Task goal: Reproduce every record exactly as it appears, but not the pictures.

Data provided:
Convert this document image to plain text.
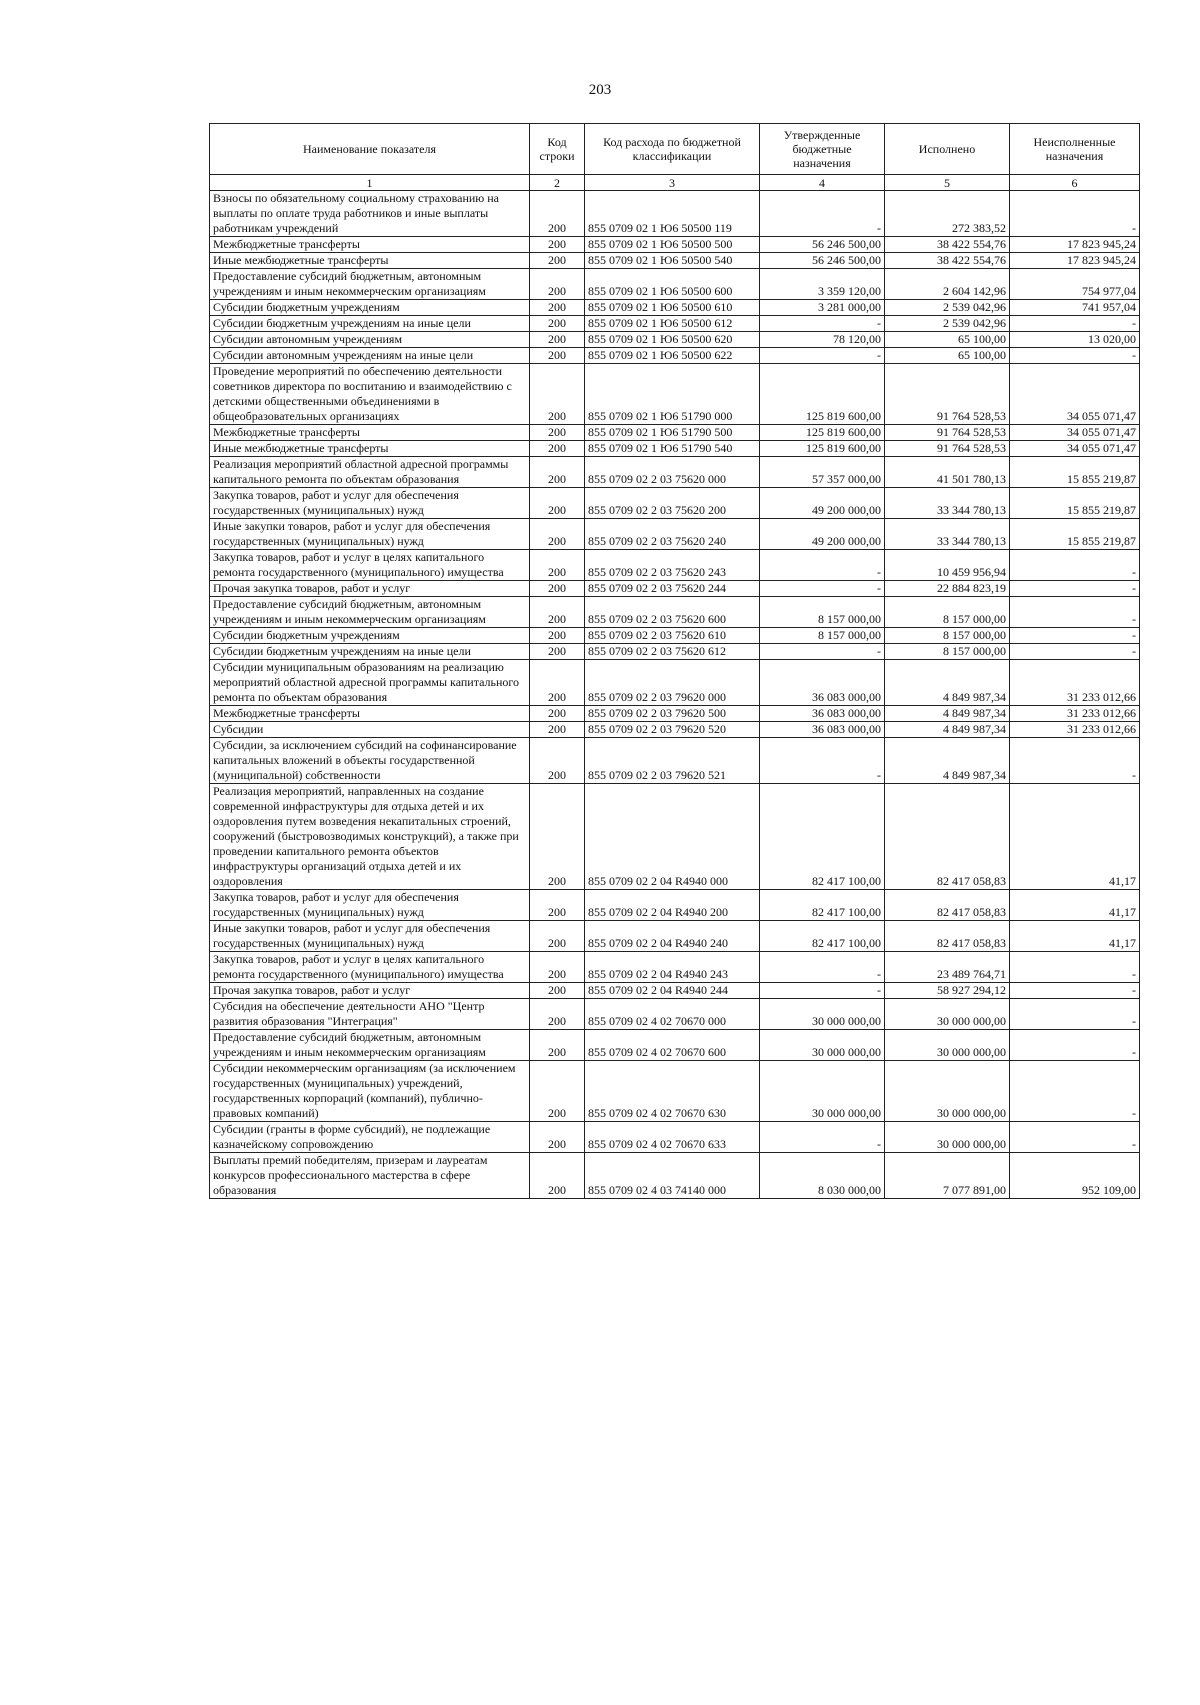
203
Наименование показателя	Код строки	Код расхода по бюджетной классификации	Утвержденные бюджетные назначения	Исполнено	Неисполненные назначения
1	2	3	4	5	6
Взносы по обязательному социальному страхованию на выплаты по оплате труда работников и иные выплаты работникам учреждений	200	855 0709 02 1 Ю6 50500 119	-	272 383,52	-
Межбюджетные трансферты	200	855 0709 02 1 Ю6 50500 500	56 246 500,00	38 422 554,76	17 823 945,24
Иные межбюджетные трансферты	200	855 0709 02 1 Ю6 50500 540	56 246 500,00	38 422 554,76	17 823 945,24
Предоставление субсидий бюджетным, автономным учреждениям и иным некоммерческим организациям	200	855 0709 02 1 Ю6 50500 600	3 359 120,00	2 604 142,96	754 977,04
Субсидии бюджетным учреждениям	200	855 0709 02 1 Ю6 50500 610	3 281 000,00	2 539 042,96	741 957,04
Субсидии бюджетным учреждениям на иные цели	200	855 0709 02 1 Ю6 50500 612	-	2 539 042,96	-
Субсидии автономным учреждениям	200	855 0709 02 1 Ю6 50500 620	78 120,00	65 100,00	13 020,00
Субсидии автономным учреждениям на иные цели	200	855 0709 02 1 Ю6 50500 622	-	65 100,00	-
Проведение мероприятий по обеспечению деятельности советников директора по воспитанию и взаимодействию с детскими общественными объединениями в общеобразовательных организациях	200	855 0709 02 1 Ю6 51790 000	125 819 600,00	91 764 528,53	34 055 071,47
Межбюджетные трансферты	200	855 0709 02 1 Ю6 51790 500	125 819 600,00	91 764 528,53	34 055 071,47
Иные межбюджетные трансферты	200	855 0709 02 1 Ю6 51790 540	125 819 600,00	91 764 528,53	34 055 071,47
Реализация мероприятий областной адресной программы капитального ремонта по объектам образования	200	855 0709 02 2 03 75620 000	57 357 000,00	41 501 780,13	15 855 219,87
Закупка товаров, работ и услуг для обеспечения государственных (муниципальных) нужд	200	855 0709 02 2 03 75620 200	49 200 000,00	33 344 780,13	15 855 219,87
Иные закупки товаров, работ и услуг для обеспечения государственных (муниципальных) нужд	200	855 0709 02 2 03 75620 240	49 200 000,00	33 344 780,13	15 855 219,87
Закупка товаров, работ и услуг в целях капитального ремонта государственного (муниципального) имущества	200	855 0709 02 2 03 75620 243	-	10 459 956,94	-
Прочая закупка товаров, работ и услуг	200	855 0709 02 2 03 75620 244	-	22 884 823,19	-
Предоставление субсидий бюджетным, автономным учреждениям и иным некоммерческим организациям	200	855 0709 02 2 03 75620 600	8 157 000,00	8 157 000,00	-
Субсидии бюджетным учреждениям	200	855 0709 02 2 03 75620 610	8 157 000,00	8 157 000,00	-
Субсидии бюджетным учреждениям на иные цели	200	855 0709 02 2 03 75620 612	-	8 157 000,00	-
Субсидии муниципальным образованиям на реализацию мероприятий областной адресной программы капитального ремонта по объектам образования	200	855 0709 02 2 03 79620 000	36 083 000,00	4 849 987,34	31 233 012,66
Межбюджетные трансферты	200	855 0709 02 2 03 79620 500	36 083 000,00	4 849 987,34	31 233 012,66
Субсидии	200	855 0709 02 2 03 79620 520	36 083 000,00	4 849 987,34	31 233 012,66
Субсидии, за исключением субсидий на софинансирование капитальных вложений в объекты государственной (муниципальной) собственности	200	855 0709 02 2 03 79620 521	-	4 849 987,34	-
Реализация мероприятий, направленных на создание современной инфраструктуры для отдыха детей и их оздоровления путем возведения некапитальных строений, сооружений (быстровозводимых конструкций), а также при проведении капитального ремонта объектов инфраструктуры организаций отдыха детей и их оздоровления	200	855 0709 02 2 04 R4940 000	82 417 100,00	82 417 058,83	41,17
Закупка товаров, работ и услуг для обеспечения государственных (муниципальных) нужд	200	855 0709 02 2 04 R4940 200	82 417 100,00	82 417 058,83	41,17
Иные закупки товаров, работ и услуг для обеспечения государственных (муниципальных) нужд	200	855 0709 02 2 04 R4940 240	82 417 100,00	82 417 058,83	41,17
Закупка товаров, работ и услуг в целях капитального ремонта государственного (муниципального) имущества	200	855 0709 02 2 04 R4940 243	-	23 489 764,71	-
Прочая закупка товаров, работ и услуг	200	855 0709 02 2 04 R4940 244	-	58 927 294,12	-
Субсидия на обеспечение деятельности АНО "Центр развития образования "Интеграция"	200	855 0709 02 4 02 70670 000	30 000 000,00	30 000 000,00	-
Предоставление субсидий бюджетным, автономным учреждениям и иным некоммерческим организациям	200	855 0709 02 4 02 70670 600	30 000 000,00	30 000 000,00	-
Субсидии некоммерческим организациям (за исключением государственных (муниципальных) учреждений, государственных корпораций (компаний), публично-правовых компаний)	200	855 0709 02 4 02 70670 630	30 000 000,00	30 000 000,00	-
Субсидии (гранты в форме субсидий), не подлежащие казначейскому сопровождению	200	855 0709 02 4 02 70670 633	-	30 000 000,00	-
Выплаты премий победителям, призерам и лауреатам конкурсов профессионального мастерства в сфере образования	200	855 0709 02 4 03 74140 000	8 030 000,00	7 077 891,00	952 109,00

Exercise solution:
Convert this document image to plain text.
203
Наименование показателя	Код строки	Код расхода по бюджетной классификации	Утвержденные бюджетные назначения	Исполнено	Неисполненные назначения
1	2	3	4	5	6
Взносы по обязательному социальному страхованию на выплаты по оплате труда работников и иные выплаты работникам учреждений	200	855 0709 02 1 Ю6 50500 119	-	272 383,52	-
Межбюджетные трансферты	200	855 0709 02 1 Ю6 50500 500	56 246 500,00	38 422 554,76	17 823 945,24
Иные межбюджетные трансферты	200	855 0709 02 1 Ю6 50500 540	56 246 500,00	38 422 554,76	17 823 945,24
Предоставление субсидий бюджетным, автономным учреждениям и иным некоммерческим организациям	200	855 0709 02 1 Ю6 50500 600	3 359 120,00	2 604 142,96	754 977,04
Субсидии бюджетным учреждениям	200	855 0709 02 1 Ю6 50500 610	3 281 000,00	2 539 042,96	741 957,04
Субсидии бюджетным учреждениям на иные цели	200	855 0709 02 1 Ю6 50500 612	-	2 539 042,96	-
Субсидии автономным учреждениям	200	855 0709 02 1 Ю6 50500 620	78 120,00	65 100,00	13 020,00
Субсидии автономным учреждениям на иные цели	200	855 0709 02 1 Ю6 50500 622	-	65 100,00	-
Проведение мероприятий по обеспечению деятельности советников директора по воспитанию и взаимодействию с детскими общественными объединениями в общеобразовательных организациях	200	855 0709 02 1 Ю6 51790 000	125 819 600,00	91 764 528,53	34 055 071,47
Межбюджетные трансферты	200	855 0709 02 1 Ю6 51790 500	125 819 600,00	91 764 528,53	34 055 071,47
Иные межбюджетные трансферты	200	855 0709 02 1 Ю6 51790 540	125 819 600,00	91 764 528,53	34 055 071,47
Реализация мероприятий областной адресной программы капитального ремонта по объектам образования	200	855 0709 02 2 03 75620 000	57 357 000,00	41 501 780,13	15 855 219,87
Закупка товаров, работ и услуг для обеспечения государственных (муниципальных) нужд	200	855 0709 02 2 03 75620 200	49 200 000,00	33 344 780,13	15 855 219,87
Иные закупки товаров, работ и услуг для обеспечения государственных (муниципальных) нужд	200	855 0709 02 2 03 75620 240	49 200 000,00	33 344 780,13	15 855 219,87
Закупка товаров, работ и услуг в целях капитального ремонта государственного (муниципального) имущества	200	855 0709 02 2 03 75620 243	-	10 459 956,94	-
Прочая закупка товаров, работ и услуг	200	855 0709 02 2 03 75620 244	-	22 884 823,19	-
Предоставление субсидий бюджетным, автономным учреждениям и иным некоммерческим организациям	200	855 0709 02 2 03 75620 600	8 157 000,00	8 157 000,00	-
Субсидии бюджетным учреждениям	200	855 0709 02 2 03 75620 610	8 157 000,00	8 157 000,00	-
Субсидии бюджетным учреждениям на иные цели	200	855 0709 02 2 03 75620 612	-	8 157 000,00	-
Субсидии муниципальным образованиям на реализацию мероприятий областной адресной программы капитального ремонта по объектам образования	200	855 0709 02 2 03 79620 000	36 083 000,00	4 849 987,34	31 233 012,66
Межбюджетные трансферты	200	855 0709 02 2 03 79620 500	36 083 000,00	4 849 987,34	31 233 012,66
Субсидии	200	855 0709 02 2 03 79620 520	36 083 000,00	4 849 987,34	31 233 012,66
Субсидии, за исключением субсидий на софинансирование капитальных вложений в объекты государственной (муниципальной) собственности	200	855 0709 02 2 03 79620 521	-	4 849 987,34	-
Реализация мероприятий, направленных на создание современной инфраструктуры для отдыха детей и их оздоровления путем возведения некапитальных строений, сооружений (быстровозводимых конструкций), а также при проведении капитального ремонта объектов инфраструктуры организаций отдыха детей и их оздоровления	200	855 0709 02 2 04 R4940 000	82 417 100,00	82 417 058,83	41,17
Закупка товаров, работ и услуг для обеспечения государственных (муниципальных) нужд	200	855 0709 02 2 04 R4940 200	82 417 100,00	82 417 058,83	41,17
Иные закупки товаров, работ и услуг для обеспечения государственных (муниципальных) нужд	200	855 0709 02 2 04 R4940 240	82 417 100,00	82 417 058,83	41,17
Закупка товаров, работ и услуг в целях капитального ремонта государственного (муниципального) имущества	200	855 0709 02 2 04 R4940 243	-	23 489 764,71	-
Прочая закупка товаров, работ и услуг	200	855 0709 02 2 04 R4940 244	-	58 927 294,12	-
Субсидия на обеспечение деятельности АНО "Центр развития образования "Интеграция"	200	855 0709 02 4 02 70670 000	30 000 000,00	30 000 000,00	-
Предоставление субсидий бюджетным, автономным учреждениям и иным некоммерческим организациям	200	855 0709 02 4 02 70670 600	30 000 000,00	30 000 000,00	-
Субсидии некоммерческим организациям (за исключением государственных (муниципальных) учреждений, государственных корпораций (компаний), публично-правовых компаний)	200	855 0709 02 4 02 70670 630	30 000 000,00	30 000 000,00	-
Субсидии (гранты в форме субсидий), не подлежащие казначейскому сопровождению	200	855 0709 02 4 02 70670 633	-	30 000 000,00	-
Выплаты премий победителям, призерам и лауреатам конкурсов профессионального мастерства в сфере образования	200	855 0709 02 4 03 74140 000	8 030 000,00	7 077 891,00	952 109,00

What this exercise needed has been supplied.